TASK DESCRIPTION:
From the listing below, extract each entry exactly as written, minus the images.

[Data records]
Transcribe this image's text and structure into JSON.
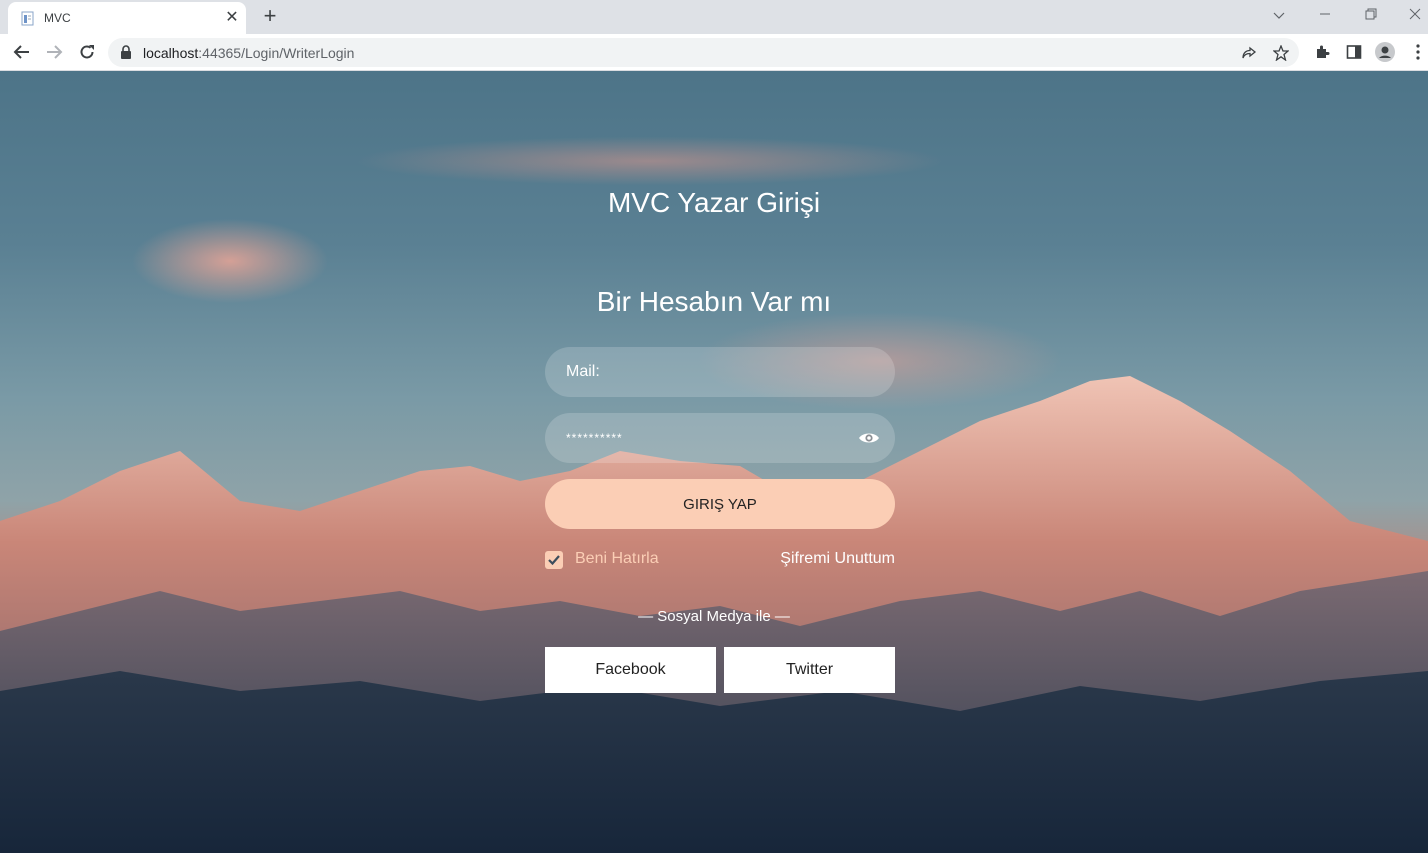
{
  "browser": {
    "tab_title": "MVC",
    "url_host": "localhost",
    "url_rest": ":44365/Login/WriterLogin"
  },
  "page": {
    "title": "MVC Yazar Girişi",
    "subtitle": "Bir Hesabın Var mı",
    "mail_placeholder": "Mail:",
    "password_value": "**********",
    "login_button": "GIRIŞ YAP",
    "remember_label": "Beni Hatırla",
    "remember_checked": true,
    "forgot_link": "Şifremi Unuttum",
    "social_label": "— Sosyal Medya ile —",
    "facebook_button": "Facebook",
    "twitter_button": "Twitter"
  },
  "icons": {
    "favicon": "document-icon",
    "lock": "lock-icon",
    "eye": "eye-icon"
  },
  "colors": {
    "accent": "#fbceb5"
  }
}
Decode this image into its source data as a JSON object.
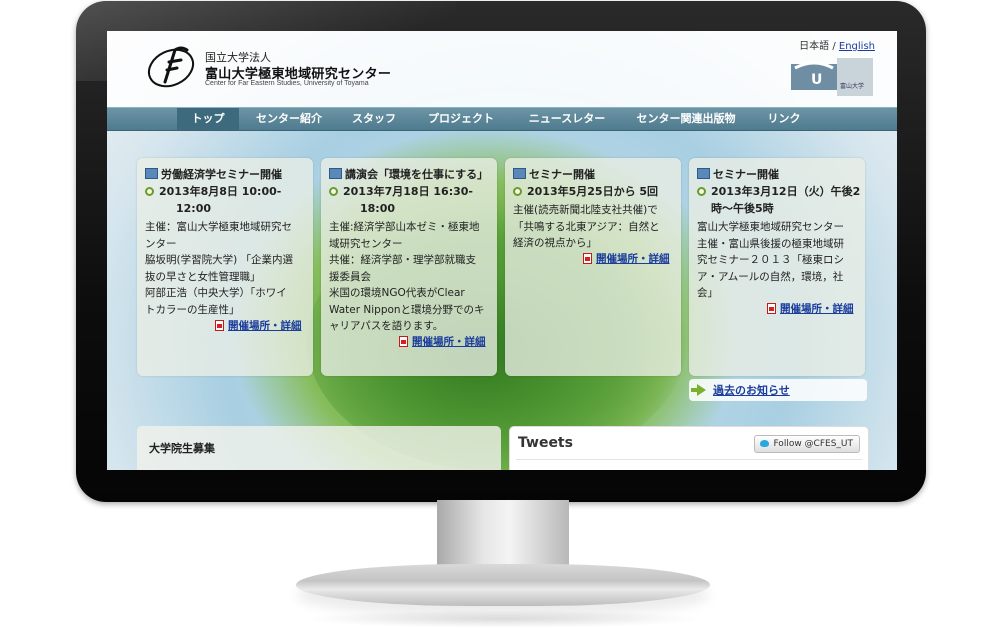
{
  "header": {
    "logo_line1": "国立大学法人",
    "logo_line2": "富山大学極東地域研究センター",
    "logo_line3": "Center for Far Eastern Studies, University of Toyama",
    "lang_jp": "日本語",
    "lang_sep": " / ",
    "lang_en": "English",
    "uni_logo_text": "富山大学"
  },
  "nav": {
    "items": [
      "トップ",
      "センター紹介",
      "スタッフ",
      "プロジェクト",
      "ニュースレター",
      "センター関連出版物",
      "リンク"
    ],
    "active_index": 0
  },
  "cards": [
    {
      "title": "労働経済学セミナー開催",
      "date_line1": "2013年8月8日 10:00-",
      "date_line2": "12:00",
      "body": [
        "主催：富山大学極東地域研究セ",
        "ンター",
        "脇坂明(学習院大学) 「企業内選",
        "抜の早さと女性管理職」",
        "阿部正浩（中央大学）「ホワイ",
        "トカラーの生産性」"
      ],
      "link": "開催場所・詳細"
    },
    {
      "title": "講演会「環境を仕事にする」",
      "date_line1": "2013年7月18日 16:30-",
      "date_line2": "18:00",
      "body": [
        "主催:経済学部山本ゼミ・極東地",
        "域研究センター",
        "共催：経済学部・理学部就職支",
        "援委員会",
        "米国の環境NGO代表がClear",
        "Water Nipponと環境分野でのキ",
        "ャリアパスを語ります。"
      ],
      "link": "開催場所・詳細"
    },
    {
      "title": "セミナー開催",
      "date_line1": "2013年5月25日から 5回",
      "date_line2": "",
      "body": [
        "主催(読売新聞北陸支社共催)で",
        "「共鳴する北東アジア：自然と",
        "経済の視点から」"
      ],
      "link": "開催場所・詳細"
    },
    {
      "title": "セミナー開催",
      "date_line1": "2013年3月12日（火）午後2",
      "date_line2": "時～午後5時",
      "body": [
        "富山大学極東地域研究センター",
        "主催・富山県後援の極東ロシア",
        "ア・アムールの自然，環境，社",
        "会」"
      ],
      "body_alt": [
        "富山大学極東地域研究センター",
        "主催・富山県後援の極東地域研",
        "究セミナー２０１３「極東ロシ",
        "ア・アムールの自然，環境，社",
        "会」"
      ],
      "link": "開催場所・詳細"
    }
  ],
  "past_news": "過去のお知らせ",
  "bottom_left_title": "大学院生募集",
  "tweets": {
    "title": "Tweets",
    "follow_label": "Follow @CFES_UT"
  },
  "colors": {
    "nav_bg": "#5a8597",
    "nav_active": "#3e6a7d",
    "link": "#1a3c9c"
  }
}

WORKED SOLUTION:
Transcribe this image's text and structure into JSON.
{
  "browser": {
    "tab_title": "MVC",
    "url_host": "localhost",
    "url_rest": ":44365/Login/WriterLogin"
  },
  "page": {
    "title": "MVC Yazar Girişi",
    "subtitle": "Bir Hesabın Var mı",
    "mail_placeholder": "Mail:",
    "password_value": "**********",
    "login_button": "GIRIŞ YAP",
    "remember_label": "Beni Hatırla",
    "remember_checked": true,
    "forgot_link": "Şifremi Unuttum",
    "social_label": "— Sosyal Medya ile —",
    "facebook_button": "Facebook",
    "twitter_button": "Twitter"
  },
  "icons": {
    "favicon": "document-icon",
    "lock": "lock-icon",
    "eye": "eye-icon"
  },
  "colors": {
    "accent": "#fbceb5"
  }
}
Decode this image into its source data as a JSON object.
{
  "header": {
    "logo_line1": "国立大学法人",
    "logo_line2": "富山大学極東地域研究センター",
    "logo_line3": "Center for Far Eastern Studies, University of Toyama",
    "lang_jp": "日本語",
    "lang_sep": " / ",
    "lang_en": "English",
    "uni_logo_text": "富山大学"
  },
  "nav": {
    "items": [
      "トップ",
      "センター紹介",
      "スタッフ",
      "プロジェクト",
      "ニュースレター",
      "センター関連出版物",
      "リンク"
    ],
    "active_index": 0
  },
  "cards": [
    {
      "title": "労働経済学セミナー開催",
      "date_line1": "2013年8月8日 10:00-",
      "date_line2": "12:00",
      "body": [
        "主催：富山大学極東地域研究セ",
        "ンター",
        "脇坂明(学習院大学) 「企業内選",
        "抜の早さと女性管理職」",
        "阿部正浩（中央大学）「ホワイ",
        "トカラーの生産性」"
      ],
      "link": "開催場所・詳細"
    },
    {
      "title": "講演会「環境を仕事にする」",
      "date_line1": "2013年7月18日 16:30-",
      "date_line2": "18:00",
      "body": [
        "主催:経済学部山本ゼミ・極東地",
        "域研究センター",
        "共催：経済学部・理学部就職支",
        "援委員会",
        "米国の環境NGO代表がClear",
        "Water Nipponと環境分野でのキ",
        "ャリアパスを語ります。"
      ],
      "link": "開催場所・詳細"
    },
    {
      "title": "セミナー開催",
      "date_line1": "2013年5月25日から 5回",
      "date_line2": "",
      "body": [
        "主催(読売新聞北陸支社共催)で",
        "「共鳴する北東アジア：自然と",
        "経済の視点から」"
      ],
      "link": "開催場所・詳細"
    },
    {
      "title": "セミナー開催",
      "date_line1": "2013年3月12日（火）午後2",
      "date_line2": "時～午後5時",
      "body": [
        "富山大学極東地域研究センター",
        "主催・富山県後援の極東ロシア",
        "ア・アムールの自然，環境，社",
        "会」"
      ],
      "body_alt": [
        "富山大学極東地域研究センター",
        "主催・富山県後援の極東地域研",
        "究セミナー２０１３「極東ロシ",
        "ア・アムールの自然，環境，社",
        "会」"
      ],
      "link": "開催場所・詳細"
    }
  ],
  "past_news": "過去のお知らせ",
  "bottom_left_title": "大学院生募集",
  "tweets": {
    "title": "Tweets",
    "follow_label": "Follow @CFES_UT"
  },
  "colors": {
    "nav_bg": "#5a8597",
    "nav_active": "#3e6a7d",
    "link": "#1a3c9c"
  }
}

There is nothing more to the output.